| Text provided |
[Start]

Last April the Department of Foreign Affairs and Trade has made available some information on the work of this interdepartmental committee and identified some further areas of reform beyond the Assisted Decision-Making (Capacity) Bill which, in its view, may need to be addressed prior to ratification. Those areas include sexual offences legislation, mental health legislation and various miscellaneous amendments, including a constitutional issue around the definition of "reasonable accommodation" contained in the UN Convention on the Rights of Persons with Disabilities. The Department of Foreign Affairs has committed to publishing a roadmap to ratification once all Departments with responsibility in these areas have reverted to the interdepartmental working committee with information on how they will progress actions required under their remits to enable ratification and once the Government has approved the actions to be taken.
In light of the lessons from Ireland’s ratification of previous UN human rights treaties, I could make a number of suggestions for how the ratification process for the UN Convention on the Rights of Persons with Disabilities and other new conventions that might emerge from the UN can be strengthened in Ireland. It would be crucial to strengthen the role of the Oireachtas in providing input and feedback on the proposed roadmap to ratification. Many other countries in their processes of ratifying this convention have demonstrated how the involvement of parliamentarians in providing input and feedback on the ratification challenges has strengthened the implementation of the convention post-ratification. It is also vital to engage in a meaningful participatory process with civil society to debate the issues for ratification. This should include the national human rights institution which is the Irish Human Rights and Equality Commission and especially the representative organisations of people with disabilities. A clear plan of action for eliminating remaining obstacles to ratification should be published, along with an agreed timeframe for completion of these actions. There are many allies in the Government, Oireachtas and civil society who are more than happy to work together to find solutions to the remaining obstacles to the ratification of the UN Convention on the Rights of Persons with Disabilities, but there is a need for transparency and accountability to be increased to move this work forward.

[End]

| Collected data |

[Start]

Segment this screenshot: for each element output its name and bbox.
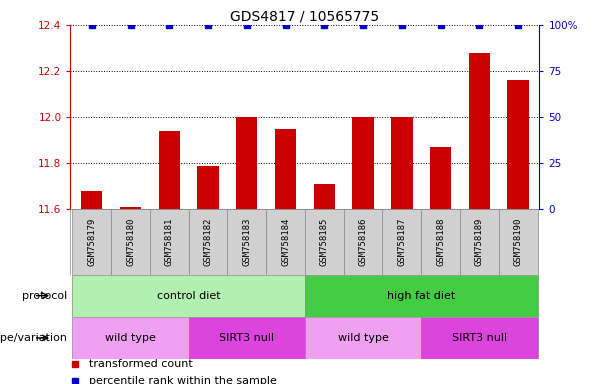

[End]

| Actions to take |
**a.** In the text on Ireland's ratification of the disability convention, rewrite the paragraph that begins "Last April the Department of Foreign Affairs and Trade" as a bulleted list that keeps its main facts.
**b.** List every area of reform that the text on Ireland's ratification of the disability convention says may need to be addressed before ratification, beyond the Assisted Decision-Making (Capacity) Bill.

| Results |
**a.**
- Last April, the Department of Foreign Affairs and Trade released some information on the interdepartmental committee's work.
- It identified further areas of reform, beyond the Assisted Decision-Making (Capacity) Bill, that in its view may need to be addressed before ratification.
- These areas include sexual offences legislation, mental health legislation and various miscellaneous amendments.
- The miscellaneous amendments include a constitutional issue around the definition of "reasonable accommodation" in the UN Convention on the Rights of Persons with Disabilities.
- The Department has committed to publishing a roadmap to ratification. This will happen once all responsible Departments have told the committee how they will progress the required actions and the Government has approved the actions to be taken.

**b.**
- Sexual offences legislation
- Mental health legislation
- Various miscellaneous amendments, including a constitutional issue around the definition of "reasonable accommodation"